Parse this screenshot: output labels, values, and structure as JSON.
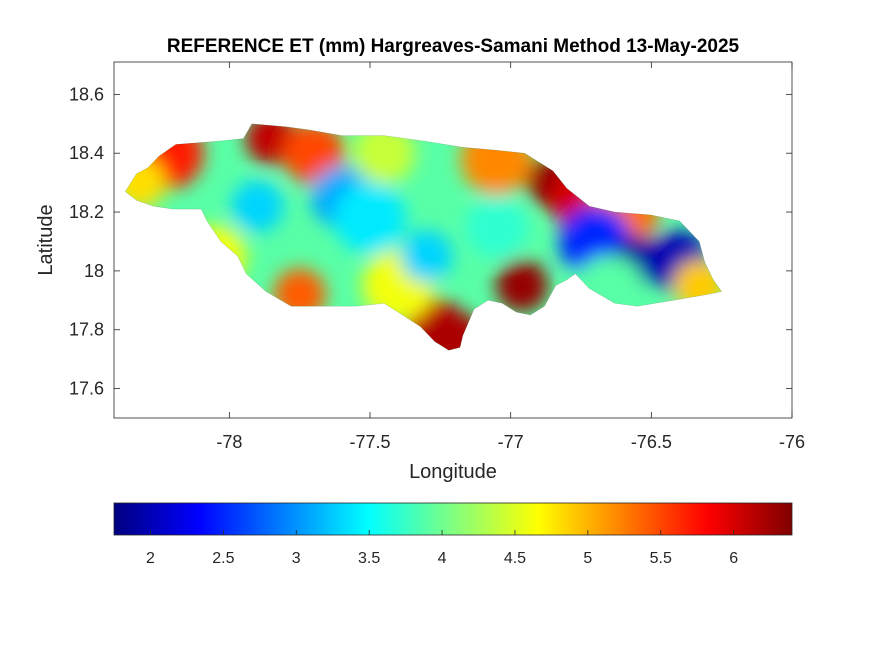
{
  "chart_data": {
    "type": "heatmap",
    "title": "REFERENCE ET (mm) Hargreaves-Samani Method  13-May-2025",
    "xlabel": "Longitude",
    "ylabel": "Latitude",
    "xlim": [
      -78.41,
      -76.0
    ],
    "ylim": [
      17.5,
      18.71
    ],
    "x_ticks": [
      -78,
      -77.5,
      -77,
      -76.5,
      -76
    ],
    "x_tick_labels": [
      "-78",
      "-77.5",
      "-77",
      "-76.5",
      "-76"
    ],
    "y_ticks": [
      17.6,
      17.8,
      18.0,
      18.2,
      18.4,
      18.6
    ],
    "y_tick_labels": [
      "17.6",
      "17.8",
      "18",
      "18.2",
      "18.4",
      "18.6"
    ],
    "colorbar": {
      "colormap": "jet",
      "range": [
        1.75,
        6.4
      ],
      "ticks": [
        2,
        2.5,
        3,
        3.5,
        4,
        4.5,
        5,
        5.5,
        6
      ],
      "tick_labels": [
        "2",
        "2.5",
        "3",
        "3.5",
        "4",
        "4.5",
        "5",
        "5.5",
        "6"
      ],
      "location": "bottom"
    },
    "grid": false,
    "region_outline": [
      [
        -78.37,
        18.27
      ],
      [
        -78.33,
        18.33
      ],
      [
        -78.29,
        18.35
      ],
      [
        -78.25,
        18.39
      ],
      [
        -78.19,
        18.43
      ],
      [
        -78.05,
        18.44
      ],
      [
        -77.95,
        18.45
      ],
      [
        -77.92,
        18.5
      ],
      [
        -77.8,
        18.49
      ],
      [
        -77.72,
        18.48
      ],
      [
        -77.6,
        18.46
      ],
      [
        -77.45,
        18.46
      ],
      [
        -77.3,
        18.44
      ],
      [
        -77.17,
        18.42
      ],
      [
        -77.05,
        18.41
      ],
      [
        -76.95,
        18.4
      ],
      [
        -76.85,
        18.34
      ],
      [
        -76.8,
        18.28
      ],
      [
        -76.72,
        18.22
      ],
      [
        -76.63,
        18.2
      ],
      [
        -76.5,
        18.19
      ],
      [
        -76.4,
        18.17
      ],
      [
        -76.33,
        18.1
      ],
      [
        -76.31,
        18.03
      ],
      [
        -76.28,
        17.97
      ],
      [
        -76.25,
        17.93
      ],
      [
        -76.3,
        17.92
      ],
      [
        -76.42,
        17.9
      ],
      [
        -76.55,
        17.88
      ],
      [
        -76.63,
        17.89
      ],
      [
        -76.72,
        17.94
      ],
      [
        -76.77,
        17.99
      ],
      [
        -76.8,
        17.97
      ],
      [
        -76.84,
        17.95
      ],
      [
        -76.88,
        17.88
      ],
      [
        -76.93,
        17.85
      ],
      [
        -76.98,
        17.86
      ],
      [
        -77.03,
        17.89
      ],
      [
        -77.08,
        17.9
      ],
      [
        -77.13,
        17.87
      ],
      [
        -77.17,
        17.78
      ],
      [
        -77.18,
        17.74
      ],
      [
        -77.22,
        17.73
      ],
      [
        -77.27,
        17.76
      ],
      [
        -77.32,
        17.81
      ],
      [
        -77.4,
        17.86
      ],
      [
        -77.45,
        17.89
      ],
      [
        -77.55,
        17.88
      ],
      [
        -77.72,
        17.88
      ],
      [
        -77.78,
        17.88
      ],
      [
        -77.87,
        17.93
      ],
      [
        -77.94,
        17.99
      ],
      [
        -77.97,
        18.05
      ],
      [
        -78.03,
        18.1
      ],
      [
        -78.08,
        18.17
      ],
      [
        -78.1,
        18.21
      ],
      [
        -78.2,
        18.21
      ],
      [
        -78.27,
        18.22
      ],
      [
        -78.33,
        18.24
      ]
    ],
    "field_anomalies": [
      {
        "lon": -77.85,
        "lat": 18.45,
        "value": 6.1
      },
      {
        "lon": -77.7,
        "lat": 18.4,
        "value": 5.5
      },
      {
        "lon": -78.22,
        "lat": 18.4,
        "value": 5.7
      },
      {
        "lon": -78.32,
        "lat": 18.3,
        "value": 4.8
      },
      {
        "lon": -77.45,
        "lat": 18.4,
        "value": 4.4
      },
      {
        "lon": -77.05,
        "lat": 18.38,
        "value": 5.2
      },
      {
        "lon": -76.85,
        "lat": 18.3,
        "value": 6.3
      },
      {
        "lon": -76.75,
        "lat": 18.24,
        "value": 6.0
      },
      {
        "lon": -76.6,
        "lat": 18.2,
        "value": 5.3
      },
      {
        "lon": -76.96,
        "lat": 17.95,
        "value": 6.3
      },
      {
        "lon": -77.27,
        "lat": 17.8,
        "value": 6.0
      },
      {
        "lon": -77.22,
        "lat": 17.75,
        "value": 6.2
      },
      {
        "lon": -77.75,
        "lat": 17.92,
        "value": 5.4
      },
      {
        "lon": -78.05,
        "lat": 18.05,
        "value": 4.6
      },
      {
        "lon": -77.4,
        "lat": 17.95,
        "value": 4.6
      },
      {
        "lon": -77.9,
        "lat": 18.22,
        "value": 3.3
      },
      {
        "lon": -77.6,
        "lat": 18.25,
        "value": 3.1
      },
      {
        "lon": -77.5,
        "lat": 18.18,
        "value": 3.4
      },
      {
        "lon": -77.3,
        "lat": 18.05,
        "value": 3.3
      },
      {
        "lon": -77.05,
        "lat": 18.15,
        "value": 3.7
      },
      {
        "lon": -76.7,
        "lat": 18.1,
        "value": 2.5
      },
      {
        "lon": -76.55,
        "lat": 18.03,
        "value": 1.9
      },
      {
        "lon": -76.4,
        "lat": 18.03,
        "value": 2.0
      },
      {
        "lon": -76.65,
        "lat": 17.93,
        "value": 3.9
      },
      {
        "lon": -76.33,
        "lat": 17.95,
        "value": 4.9
      }
    ],
    "background_value": 3.9
  }
}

----------------------------------------

Brief: Return the listing above in full and without alteration, excluding its pictures.

Response to this exercise:
Parse this screenshot: output labels, values, and structure as JSON.
{
  "chart_data": {
    "type": "heatmap",
    "title": "REFERENCE ET (mm) Hargreaves-Samani Method  13-May-2025",
    "xlabel": "Longitude",
    "ylabel": "Latitude",
    "xlim": [
      -78.41,
      -76.0
    ],
    "ylim": [
      17.5,
      18.71
    ],
    "x_ticks": [
      -78,
      -77.5,
      -77,
      -76.5,
      -76
    ],
    "x_tick_labels": [
      "-78",
      "-77.5",
      "-77",
      "-76.5",
      "-76"
    ],
    "y_ticks": [
      17.6,
      17.8,
      18.0,
      18.2,
      18.4,
      18.6
    ],
    "y_tick_labels": [
      "17.6",
      "17.8",
      "18",
      "18.2",
      "18.4",
      "18.6"
    ],
    "colorbar": {
      "colormap": "jet",
      "range": [
        1.75,
        6.4
      ],
      "ticks": [
        2,
        2.5,
        3,
        3.5,
        4,
        4.5,
        5,
        5.5,
        6
      ],
      "tick_labels": [
        "2",
        "2.5",
        "3",
        "3.5",
        "4",
        "4.5",
        "5",
        "5.5",
        "6"
      ],
      "location": "bottom"
    },
    "grid": false,
    "region_outline": [
      [
        -78.37,
        18.27
      ],
      [
        -78.33,
        18.33
      ],
      [
        -78.29,
        18.35
      ],
      [
        -78.25,
        18.39
      ],
      [
        -78.19,
        18.43
      ],
      [
        -78.05,
        18.44
      ],
      [
        -77.95,
        18.45
      ],
      [
        -77.92,
        18.5
      ],
      [
        -77.8,
        18.49
      ],
      [
        -77.72,
        18.48
      ],
      [
        -77.6,
        18.46
      ],
      [
        -77.45,
        18.46
      ],
      [
        -77.3,
        18.44
      ],
      [
        -77.17,
        18.42
      ],
      [
        -77.05,
        18.41
      ],
      [
        -76.95,
        18.4
      ],
      [
        -76.85,
        18.34
      ],
      [
        -76.8,
        18.28
      ],
      [
        -76.72,
        18.22
      ],
      [
        -76.63,
        18.2
      ],
      [
        -76.5,
        18.19
      ],
      [
        -76.4,
        18.17
      ],
      [
        -76.33,
        18.1
      ],
      [
        -76.31,
        18.03
      ],
      [
        -76.28,
        17.97
      ],
      [
        -76.25,
        17.93
      ],
      [
        -76.3,
        17.92
      ],
      [
        -76.42,
        17.9
      ],
      [
        -76.55,
        17.88
      ],
      [
        -76.63,
        17.89
      ],
      [
        -76.72,
        17.94
      ],
      [
        -76.77,
        17.99
      ],
      [
        -76.8,
        17.97
      ],
      [
        -76.84,
        17.95
      ],
      [
        -76.88,
        17.88
      ],
      [
        -76.93,
        17.85
      ],
      [
        -76.98,
        17.86
      ],
      [
        -77.03,
        17.89
      ],
      [
        -77.08,
        17.9
      ],
      [
        -77.13,
        17.87
      ],
      [
        -77.17,
        17.78
      ],
      [
        -77.18,
        17.74
      ],
      [
        -77.22,
        17.73
      ],
      [
        -77.27,
        17.76
      ],
      [
        -77.32,
        17.81
      ],
      [
        -77.4,
        17.86
      ],
      [
        -77.45,
        17.89
      ],
      [
        -77.55,
        17.88
      ],
      [
        -77.72,
        17.88
      ],
      [
        -77.78,
        17.88
      ],
      [
        -77.87,
        17.93
      ],
      [
        -77.94,
        17.99
      ],
      [
        -77.97,
        18.05
      ],
      [
        -78.03,
        18.1
      ],
      [
        -78.08,
        18.17
      ],
      [
        -78.1,
        18.21
      ],
      [
        -78.2,
        18.21
      ],
      [
        -78.27,
        18.22
      ],
      [
        -78.33,
        18.24
      ]
    ],
    "field_anomalies": [
      {
        "lon": -77.85,
        "lat": 18.45,
        "value": 6.1
      },
      {
        "lon": -77.7,
        "lat": 18.4,
        "value": 5.5
      },
      {
        "lon": -78.22,
        "lat": 18.4,
        "value": 5.7
      },
      {
        "lon": -78.32,
        "lat": 18.3,
        "value": 4.8
      },
      {
        "lon": -77.45,
        "lat": 18.4,
        "value": 4.4
      },
      {
        "lon": -77.05,
        "lat": 18.38,
        "value": 5.2
      },
      {
        "lon": -76.85,
        "lat": 18.3,
        "value": 6.3
      },
      {
        "lon": -76.75,
        "lat": 18.24,
        "value": 6.0
      },
      {
        "lon": -76.6,
        "lat": 18.2,
        "value": 5.3
      },
      {
        "lon": -76.96,
        "lat": 17.95,
        "value": 6.3
      },
      {
        "lon": -77.27,
        "lat": 17.8,
        "value": 6.0
      },
      {
        "lon": -77.22,
        "lat": 17.75,
        "value": 6.2
      },
      {
        "lon": -77.75,
        "lat": 17.92,
        "value": 5.4
      },
      {
        "lon": -78.05,
        "lat": 18.05,
        "value": 4.6
      },
      {
        "lon": -77.4,
        "lat": 17.95,
        "value": 4.6
      },
      {
        "lon": -77.9,
        "lat": 18.22,
        "value": 3.3
      },
      {
        "lon": -77.6,
        "lat": 18.25,
        "value": 3.1
      },
      {
        "lon": -77.5,
        "lat": 18.18,
        "value": 3.4
      },
      {
        "lon": -77.3,
        "lat": 18.05,
        "value": 3.3
      },
      {
        "lon": -77.05,
        "lat": 18.15,
        "value": 3.7
      },
      {
        "lon": -76.7,
        "lat": 18.1,
        "value": 2.5
      },
      {
        "lon": -76.55,
        "lat": 18.03,
        "value": 1.9
      },
      {
        "lon": -76.4,
        "lat": 18.03,
        "value": 2.0
      },
      {
        "lon": -76.65,
        "lat": 17.93,
        "value": 3.9
      },
      {
        "lon": -76.33,
        "lat": 17.95,
        "value": 4.9
      }
    ],
    "background_value": 3.9
  }
}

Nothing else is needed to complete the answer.